To be done -
Find the number of lines below in which the word "Введено" appears, and write that number only.

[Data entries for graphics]
▼

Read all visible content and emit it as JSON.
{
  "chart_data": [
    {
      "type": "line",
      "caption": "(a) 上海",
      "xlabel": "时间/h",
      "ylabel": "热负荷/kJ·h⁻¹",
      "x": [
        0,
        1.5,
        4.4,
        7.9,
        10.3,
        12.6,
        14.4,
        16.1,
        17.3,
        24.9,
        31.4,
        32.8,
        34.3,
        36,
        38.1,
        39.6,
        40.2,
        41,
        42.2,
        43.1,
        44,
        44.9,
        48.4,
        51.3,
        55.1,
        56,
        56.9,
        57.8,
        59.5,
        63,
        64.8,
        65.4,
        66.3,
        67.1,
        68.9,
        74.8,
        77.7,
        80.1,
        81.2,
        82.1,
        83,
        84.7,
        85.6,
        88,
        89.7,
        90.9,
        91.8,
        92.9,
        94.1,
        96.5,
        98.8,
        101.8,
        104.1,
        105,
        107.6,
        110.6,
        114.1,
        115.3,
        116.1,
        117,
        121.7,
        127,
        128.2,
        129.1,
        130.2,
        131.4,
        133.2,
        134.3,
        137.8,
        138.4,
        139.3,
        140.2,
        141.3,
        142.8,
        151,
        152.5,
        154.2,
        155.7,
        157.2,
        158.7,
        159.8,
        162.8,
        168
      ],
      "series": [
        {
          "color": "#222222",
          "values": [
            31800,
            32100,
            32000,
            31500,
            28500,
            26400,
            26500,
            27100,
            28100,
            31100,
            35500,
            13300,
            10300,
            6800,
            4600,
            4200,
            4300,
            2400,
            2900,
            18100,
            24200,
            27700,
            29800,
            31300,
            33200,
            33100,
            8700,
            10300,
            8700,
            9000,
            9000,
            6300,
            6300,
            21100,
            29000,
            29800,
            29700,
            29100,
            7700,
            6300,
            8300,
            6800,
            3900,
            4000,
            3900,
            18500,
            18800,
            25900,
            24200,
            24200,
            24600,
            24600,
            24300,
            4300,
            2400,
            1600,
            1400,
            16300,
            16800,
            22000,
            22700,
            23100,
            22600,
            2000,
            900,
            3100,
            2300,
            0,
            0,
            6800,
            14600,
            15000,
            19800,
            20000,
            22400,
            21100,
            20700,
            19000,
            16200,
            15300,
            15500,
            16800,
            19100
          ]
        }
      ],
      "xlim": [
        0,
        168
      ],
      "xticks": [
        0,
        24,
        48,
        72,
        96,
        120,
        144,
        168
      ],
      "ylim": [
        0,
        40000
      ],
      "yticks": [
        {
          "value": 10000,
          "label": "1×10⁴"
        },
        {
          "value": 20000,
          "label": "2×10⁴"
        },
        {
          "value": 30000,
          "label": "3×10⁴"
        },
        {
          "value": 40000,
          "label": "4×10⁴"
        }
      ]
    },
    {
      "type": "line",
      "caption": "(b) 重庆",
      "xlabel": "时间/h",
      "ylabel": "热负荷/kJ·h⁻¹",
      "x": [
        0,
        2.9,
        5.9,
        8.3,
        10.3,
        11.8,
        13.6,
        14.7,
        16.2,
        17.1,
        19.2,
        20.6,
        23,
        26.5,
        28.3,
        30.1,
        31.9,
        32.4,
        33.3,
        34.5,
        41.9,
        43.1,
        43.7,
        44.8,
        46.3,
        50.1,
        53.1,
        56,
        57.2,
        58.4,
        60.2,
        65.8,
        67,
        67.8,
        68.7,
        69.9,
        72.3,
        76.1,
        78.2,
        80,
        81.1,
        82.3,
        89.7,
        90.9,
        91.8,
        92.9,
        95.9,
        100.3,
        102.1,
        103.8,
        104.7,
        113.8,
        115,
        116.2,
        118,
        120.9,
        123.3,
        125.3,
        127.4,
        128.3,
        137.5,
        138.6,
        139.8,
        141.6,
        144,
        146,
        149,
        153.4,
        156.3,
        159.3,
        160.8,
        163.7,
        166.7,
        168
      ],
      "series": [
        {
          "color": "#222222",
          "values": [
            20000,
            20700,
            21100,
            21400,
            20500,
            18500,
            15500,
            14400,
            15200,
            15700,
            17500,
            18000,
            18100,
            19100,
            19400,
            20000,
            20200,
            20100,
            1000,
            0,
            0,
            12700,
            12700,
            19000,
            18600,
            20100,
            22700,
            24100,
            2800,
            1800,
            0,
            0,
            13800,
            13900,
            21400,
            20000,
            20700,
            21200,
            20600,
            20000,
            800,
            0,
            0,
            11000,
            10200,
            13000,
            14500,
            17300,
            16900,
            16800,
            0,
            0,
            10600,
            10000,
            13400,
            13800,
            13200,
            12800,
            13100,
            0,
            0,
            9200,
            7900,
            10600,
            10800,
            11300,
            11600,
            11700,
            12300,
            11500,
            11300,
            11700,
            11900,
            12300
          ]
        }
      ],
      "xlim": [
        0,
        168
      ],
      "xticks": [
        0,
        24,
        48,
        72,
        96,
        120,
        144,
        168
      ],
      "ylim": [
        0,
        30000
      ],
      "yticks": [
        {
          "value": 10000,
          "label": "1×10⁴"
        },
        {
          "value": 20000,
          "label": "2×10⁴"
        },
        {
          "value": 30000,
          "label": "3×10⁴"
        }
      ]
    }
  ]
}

▲
▼

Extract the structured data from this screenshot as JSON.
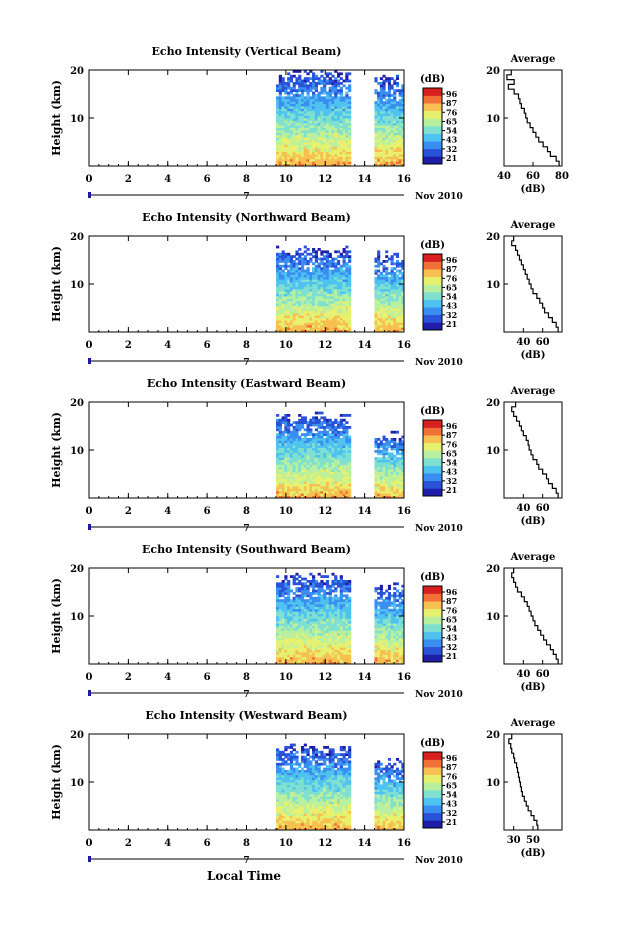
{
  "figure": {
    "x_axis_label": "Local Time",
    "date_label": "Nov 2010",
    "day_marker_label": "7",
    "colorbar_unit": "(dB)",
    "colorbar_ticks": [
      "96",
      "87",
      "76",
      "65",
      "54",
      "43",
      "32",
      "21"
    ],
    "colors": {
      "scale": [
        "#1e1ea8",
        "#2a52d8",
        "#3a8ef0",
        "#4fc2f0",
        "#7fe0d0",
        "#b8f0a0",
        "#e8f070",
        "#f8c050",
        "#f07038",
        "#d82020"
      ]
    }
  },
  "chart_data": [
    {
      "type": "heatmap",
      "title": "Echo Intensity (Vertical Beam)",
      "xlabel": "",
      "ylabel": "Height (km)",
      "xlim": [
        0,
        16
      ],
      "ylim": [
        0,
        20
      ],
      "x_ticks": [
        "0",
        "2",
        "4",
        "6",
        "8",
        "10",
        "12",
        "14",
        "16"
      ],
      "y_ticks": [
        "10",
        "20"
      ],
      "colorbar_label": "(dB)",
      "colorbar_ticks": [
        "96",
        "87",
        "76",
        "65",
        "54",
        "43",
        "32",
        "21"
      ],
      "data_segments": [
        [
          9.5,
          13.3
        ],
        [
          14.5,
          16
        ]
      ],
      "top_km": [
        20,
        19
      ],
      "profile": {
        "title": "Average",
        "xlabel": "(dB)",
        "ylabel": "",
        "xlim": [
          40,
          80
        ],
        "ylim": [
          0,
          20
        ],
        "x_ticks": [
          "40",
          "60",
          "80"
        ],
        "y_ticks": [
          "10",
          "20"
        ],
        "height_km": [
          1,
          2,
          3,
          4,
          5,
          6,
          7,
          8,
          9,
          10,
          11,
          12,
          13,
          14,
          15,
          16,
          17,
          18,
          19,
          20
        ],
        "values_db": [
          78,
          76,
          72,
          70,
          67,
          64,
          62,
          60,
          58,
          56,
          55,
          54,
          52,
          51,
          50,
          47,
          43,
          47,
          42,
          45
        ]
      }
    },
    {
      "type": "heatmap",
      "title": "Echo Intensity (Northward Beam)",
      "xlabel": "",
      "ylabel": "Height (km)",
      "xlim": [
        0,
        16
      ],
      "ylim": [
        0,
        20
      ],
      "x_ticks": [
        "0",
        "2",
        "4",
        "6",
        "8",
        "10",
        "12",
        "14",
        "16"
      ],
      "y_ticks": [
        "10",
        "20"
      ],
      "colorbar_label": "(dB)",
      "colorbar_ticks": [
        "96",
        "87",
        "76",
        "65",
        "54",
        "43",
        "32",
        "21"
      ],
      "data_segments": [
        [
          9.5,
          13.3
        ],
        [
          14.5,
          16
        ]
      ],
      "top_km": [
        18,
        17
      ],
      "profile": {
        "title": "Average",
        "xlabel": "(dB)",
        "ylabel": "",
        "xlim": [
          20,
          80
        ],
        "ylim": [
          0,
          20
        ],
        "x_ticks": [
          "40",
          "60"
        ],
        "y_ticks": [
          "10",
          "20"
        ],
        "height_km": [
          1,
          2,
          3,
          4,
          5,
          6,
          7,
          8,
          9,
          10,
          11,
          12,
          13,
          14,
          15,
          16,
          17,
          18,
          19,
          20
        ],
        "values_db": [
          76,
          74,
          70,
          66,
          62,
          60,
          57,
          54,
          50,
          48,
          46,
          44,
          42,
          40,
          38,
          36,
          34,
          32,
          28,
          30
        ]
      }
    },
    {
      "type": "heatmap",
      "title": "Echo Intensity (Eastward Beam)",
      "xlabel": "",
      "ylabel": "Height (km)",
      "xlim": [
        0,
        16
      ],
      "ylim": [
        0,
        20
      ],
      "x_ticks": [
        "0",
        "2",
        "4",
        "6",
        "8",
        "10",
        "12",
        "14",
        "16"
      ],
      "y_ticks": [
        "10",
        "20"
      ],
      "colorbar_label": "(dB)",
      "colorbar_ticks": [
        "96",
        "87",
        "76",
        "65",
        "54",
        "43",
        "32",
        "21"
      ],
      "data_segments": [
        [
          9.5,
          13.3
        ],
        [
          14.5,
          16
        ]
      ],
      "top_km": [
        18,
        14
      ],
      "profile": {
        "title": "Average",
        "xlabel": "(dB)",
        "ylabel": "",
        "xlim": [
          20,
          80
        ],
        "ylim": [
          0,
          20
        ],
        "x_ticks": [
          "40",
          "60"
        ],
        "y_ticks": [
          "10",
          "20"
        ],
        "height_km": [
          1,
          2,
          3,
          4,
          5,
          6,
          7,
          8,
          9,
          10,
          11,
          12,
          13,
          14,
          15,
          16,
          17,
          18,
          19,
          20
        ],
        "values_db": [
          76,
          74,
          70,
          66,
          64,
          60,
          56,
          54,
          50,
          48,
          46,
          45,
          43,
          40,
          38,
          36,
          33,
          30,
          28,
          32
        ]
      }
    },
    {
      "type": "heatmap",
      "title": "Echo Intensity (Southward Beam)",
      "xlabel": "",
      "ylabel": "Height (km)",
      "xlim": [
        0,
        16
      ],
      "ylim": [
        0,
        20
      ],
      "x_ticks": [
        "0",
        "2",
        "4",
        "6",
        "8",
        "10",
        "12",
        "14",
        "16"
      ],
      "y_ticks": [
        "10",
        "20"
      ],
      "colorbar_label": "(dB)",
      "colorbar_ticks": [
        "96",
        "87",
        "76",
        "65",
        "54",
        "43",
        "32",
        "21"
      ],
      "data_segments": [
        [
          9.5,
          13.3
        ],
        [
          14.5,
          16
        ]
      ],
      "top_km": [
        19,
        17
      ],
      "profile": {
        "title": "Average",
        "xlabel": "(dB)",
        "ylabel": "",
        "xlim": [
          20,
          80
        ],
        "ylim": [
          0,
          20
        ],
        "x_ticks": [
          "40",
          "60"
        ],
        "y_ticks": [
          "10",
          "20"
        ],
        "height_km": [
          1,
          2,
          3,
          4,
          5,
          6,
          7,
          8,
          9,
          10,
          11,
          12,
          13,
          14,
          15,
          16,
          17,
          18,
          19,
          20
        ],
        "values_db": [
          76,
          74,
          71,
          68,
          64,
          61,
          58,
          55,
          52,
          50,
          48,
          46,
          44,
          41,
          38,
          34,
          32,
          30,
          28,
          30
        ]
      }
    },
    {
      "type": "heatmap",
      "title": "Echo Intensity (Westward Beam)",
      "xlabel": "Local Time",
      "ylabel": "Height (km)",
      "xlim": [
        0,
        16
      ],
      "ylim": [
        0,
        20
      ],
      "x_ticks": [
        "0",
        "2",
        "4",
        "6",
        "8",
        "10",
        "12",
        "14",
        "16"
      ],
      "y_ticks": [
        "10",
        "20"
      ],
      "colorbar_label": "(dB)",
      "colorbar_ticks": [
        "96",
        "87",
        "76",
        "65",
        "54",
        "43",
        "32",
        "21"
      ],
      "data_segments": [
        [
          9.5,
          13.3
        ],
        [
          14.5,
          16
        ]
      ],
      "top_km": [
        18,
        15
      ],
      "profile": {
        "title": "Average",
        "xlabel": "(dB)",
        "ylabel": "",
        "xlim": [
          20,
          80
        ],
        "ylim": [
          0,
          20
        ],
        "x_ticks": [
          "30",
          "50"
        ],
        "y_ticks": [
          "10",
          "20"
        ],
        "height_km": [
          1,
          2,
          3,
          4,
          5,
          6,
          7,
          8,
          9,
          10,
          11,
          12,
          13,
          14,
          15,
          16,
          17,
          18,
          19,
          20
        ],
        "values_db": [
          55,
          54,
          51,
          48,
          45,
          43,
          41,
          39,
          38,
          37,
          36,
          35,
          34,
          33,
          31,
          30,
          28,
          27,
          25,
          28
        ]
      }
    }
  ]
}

▲
▼

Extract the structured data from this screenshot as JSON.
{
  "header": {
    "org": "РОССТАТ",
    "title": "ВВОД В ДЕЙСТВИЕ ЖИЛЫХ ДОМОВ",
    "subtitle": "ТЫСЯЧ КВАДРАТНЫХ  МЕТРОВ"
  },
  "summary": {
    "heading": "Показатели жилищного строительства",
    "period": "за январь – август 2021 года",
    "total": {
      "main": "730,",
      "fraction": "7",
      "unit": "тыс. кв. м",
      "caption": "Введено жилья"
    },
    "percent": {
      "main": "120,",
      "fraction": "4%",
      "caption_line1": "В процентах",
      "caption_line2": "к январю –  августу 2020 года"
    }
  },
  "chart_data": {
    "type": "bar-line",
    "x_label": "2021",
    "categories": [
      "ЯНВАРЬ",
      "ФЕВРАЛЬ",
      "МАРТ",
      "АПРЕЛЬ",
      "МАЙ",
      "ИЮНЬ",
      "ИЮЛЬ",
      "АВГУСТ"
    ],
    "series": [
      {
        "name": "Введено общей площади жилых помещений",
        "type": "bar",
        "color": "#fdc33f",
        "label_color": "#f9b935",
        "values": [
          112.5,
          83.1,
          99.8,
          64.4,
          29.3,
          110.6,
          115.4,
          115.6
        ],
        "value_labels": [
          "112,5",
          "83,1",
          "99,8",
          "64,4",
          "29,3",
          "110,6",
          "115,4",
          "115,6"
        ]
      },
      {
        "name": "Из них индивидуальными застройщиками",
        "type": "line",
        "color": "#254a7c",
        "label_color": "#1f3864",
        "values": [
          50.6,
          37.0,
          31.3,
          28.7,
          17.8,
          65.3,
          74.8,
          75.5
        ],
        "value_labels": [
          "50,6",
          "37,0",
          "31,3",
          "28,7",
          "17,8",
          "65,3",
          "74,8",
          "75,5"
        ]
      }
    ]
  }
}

▲

Written solution -
2